All records must be quoted exactly. Omit the pictures.

GIVEN DATA.
>> begin

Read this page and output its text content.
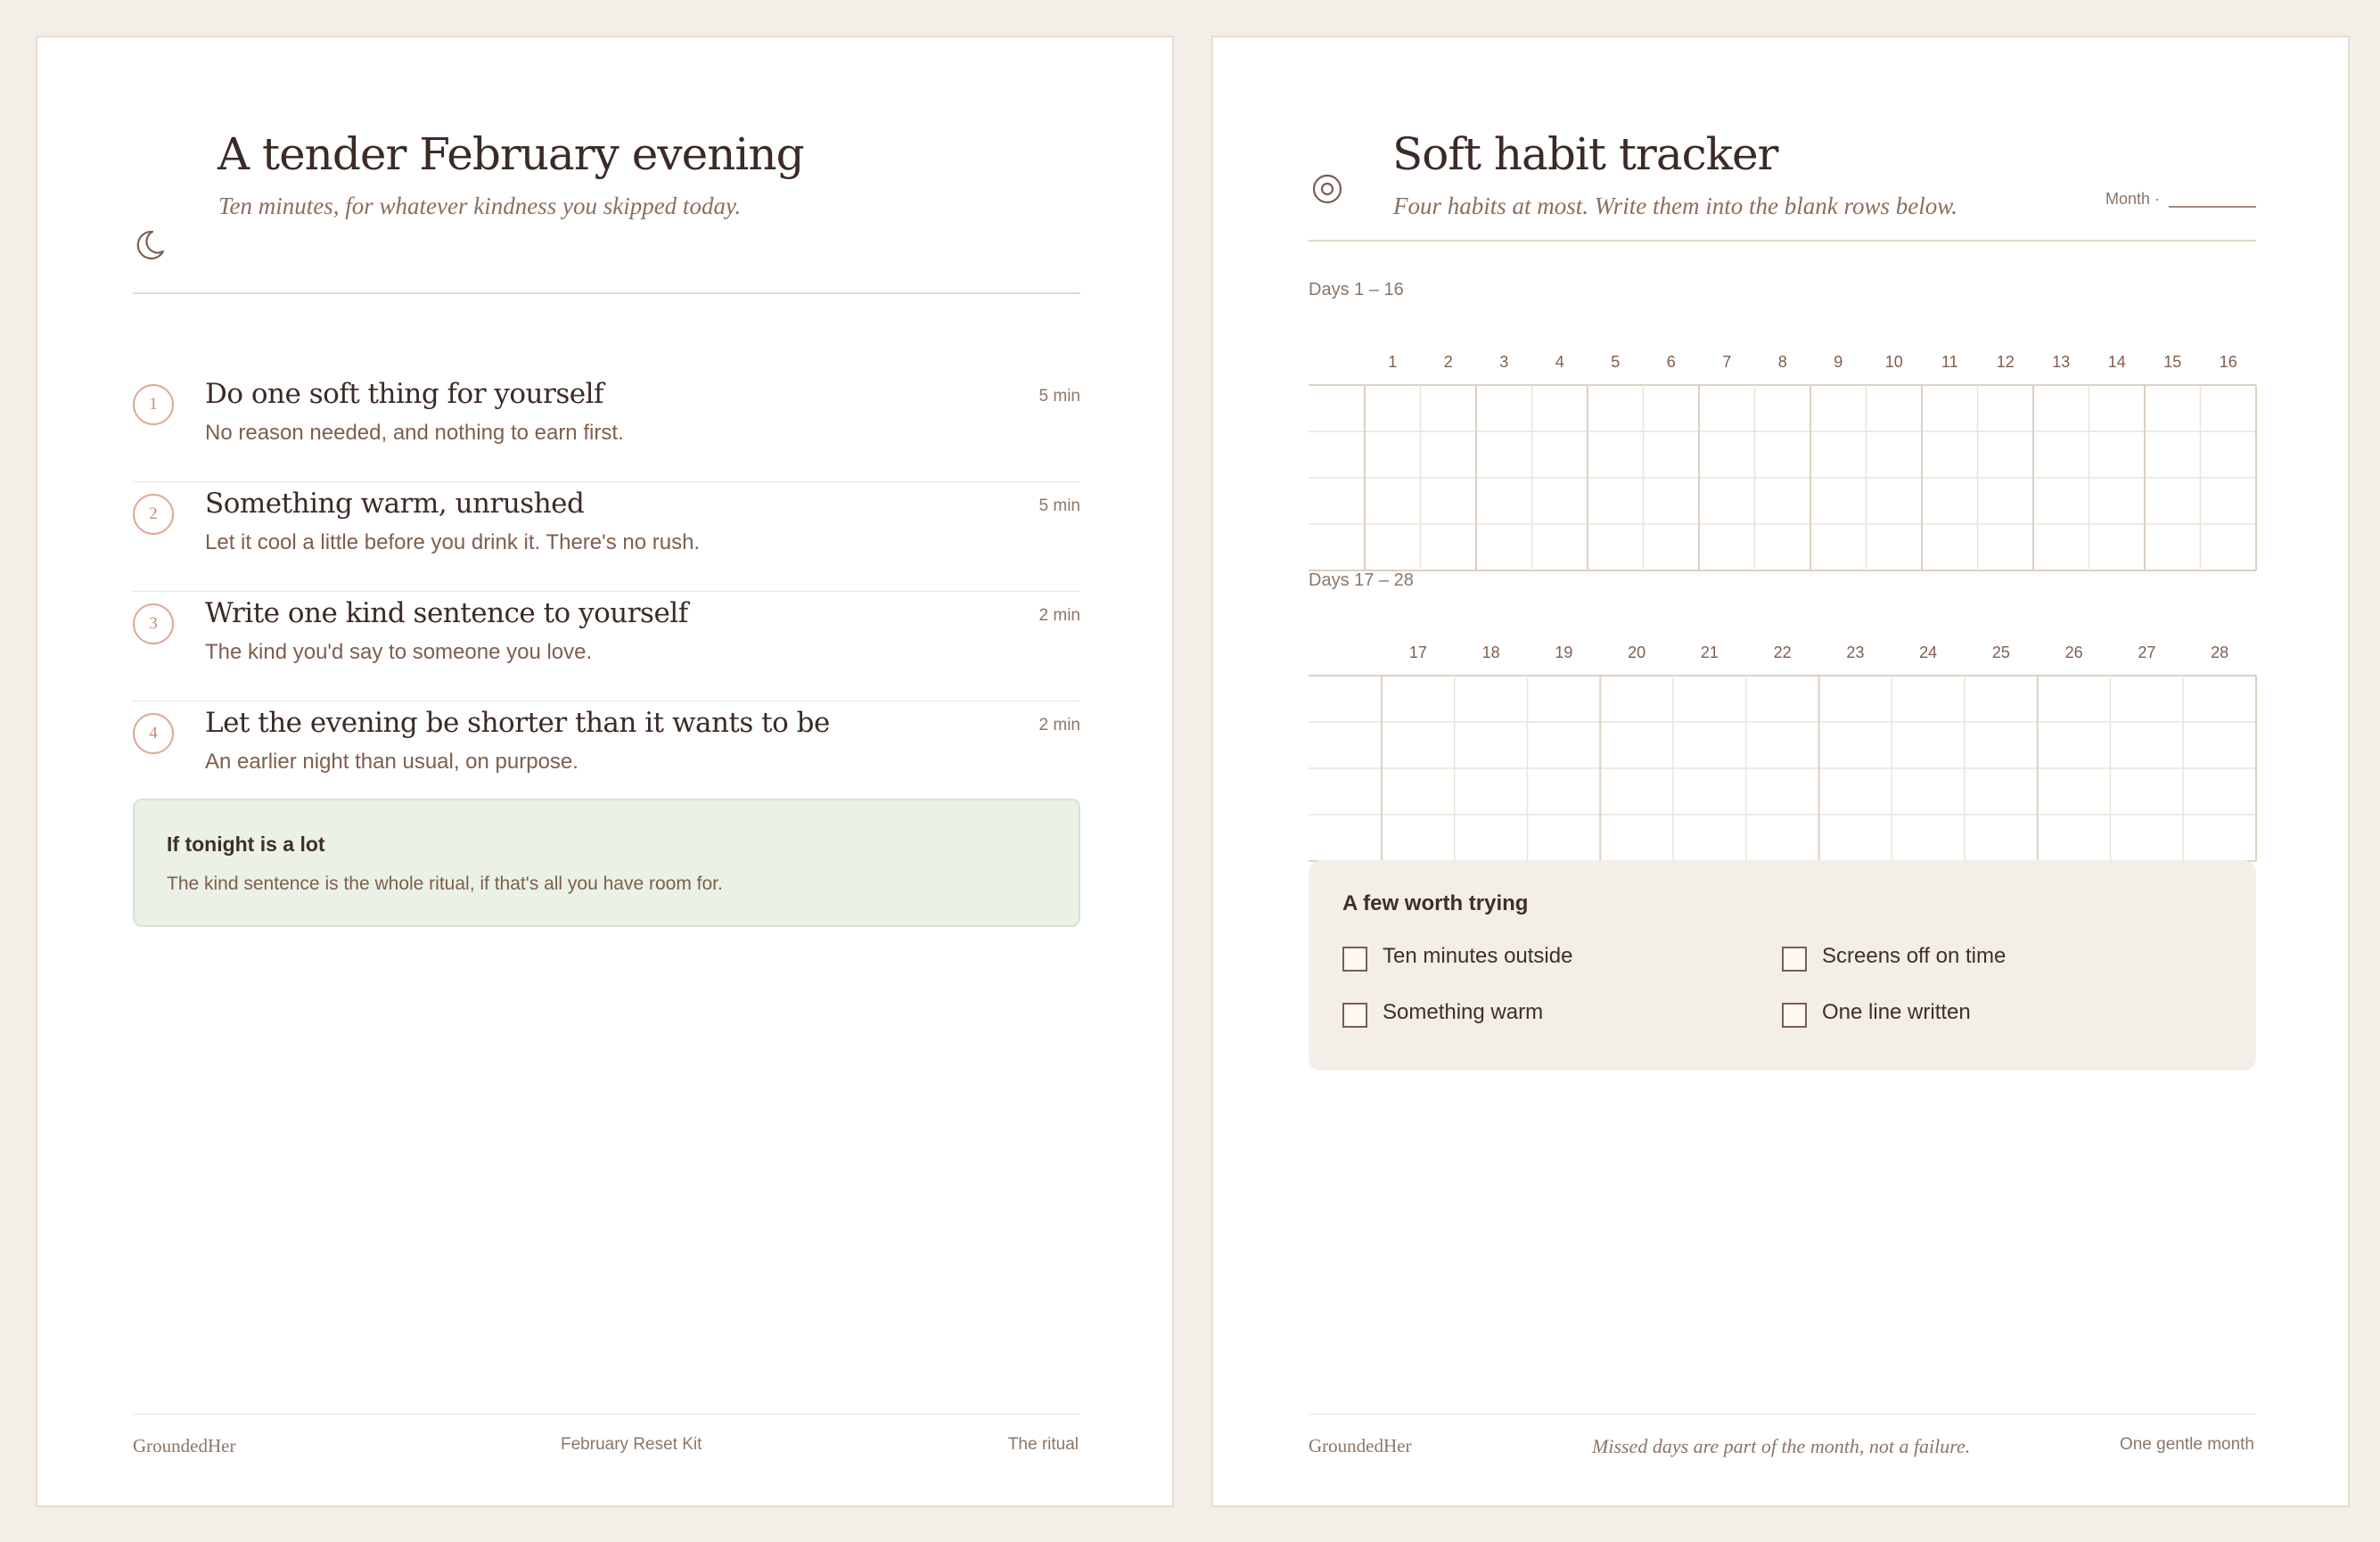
A tender February evening
Ten minutes, for whatever kindness you skipped today.
1	Do one soft thing for yourself
No reason needed, and nothing to earn first.
5 min
2	Something warm, unrushed
Let it cool a little before you drink it. There's no rush.
5 min
3	Write one kind sentence to yourself
The kind you'd say to someone you love.
2 min
4	Let the evening be shorter than it wants to be
An earlier night than usual, on purpose.
2 min
If tonight is a lot
The kind sentence is the whole ritual, if that's all you have room for.
GroundedHer	February Reset Kit	The ritual
Soft habit tracker
Four habits at most. Write them into the blank rows below.	Month ·
Days 1 – 16
1	2	3	4	5	6	7	8	9	10 11 12 13 14 15 16
Days 17 – 28
17	18	19	20	21	22	23	24	25	26	27	28
A few worth trying
Ten minutes outside	Screens off on time
Something warm	One line written
GroundedHer	Missed days are part of the month, not a failure.	One gentle month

>> end

REPLY.
Read this page and output its text content.
A tender February evening
Ten minutes, for whatever kindness you skipped today.
1	Do one soft thing for yourself
No reason needed, and nothing to earn first.
5 min
2	Something warm, unrushed
Let it cool a little before you drink it. There's no rush.
5 min
3	Write one kind sentence to yourself
The kind you'd say to someone you love.
2 min
4	Let the evening be shorter than it wants to be
An earlier night than usual, on purpose.
2 min
If tonight is a lot
The kind sentence is the whole ritual, if that's all you have room for.
GroundedHer	February Reset Kit	The ritual
Soft habit tracker
Four habits at most. Write them into the blank rows below.	Month ·
Days 1 – 16
1	2	3	4	5	6	7	8	9	10 11 12 13 14 15 16
Days 17 – 28
17	18	19	20	21	22	23	24	25	26	27	28
A few worth trying
Ten minutes outside	Screens off on time
Something warm	One line written
GroundedHer	Missed days are part of the month, not a failure.	One gentle month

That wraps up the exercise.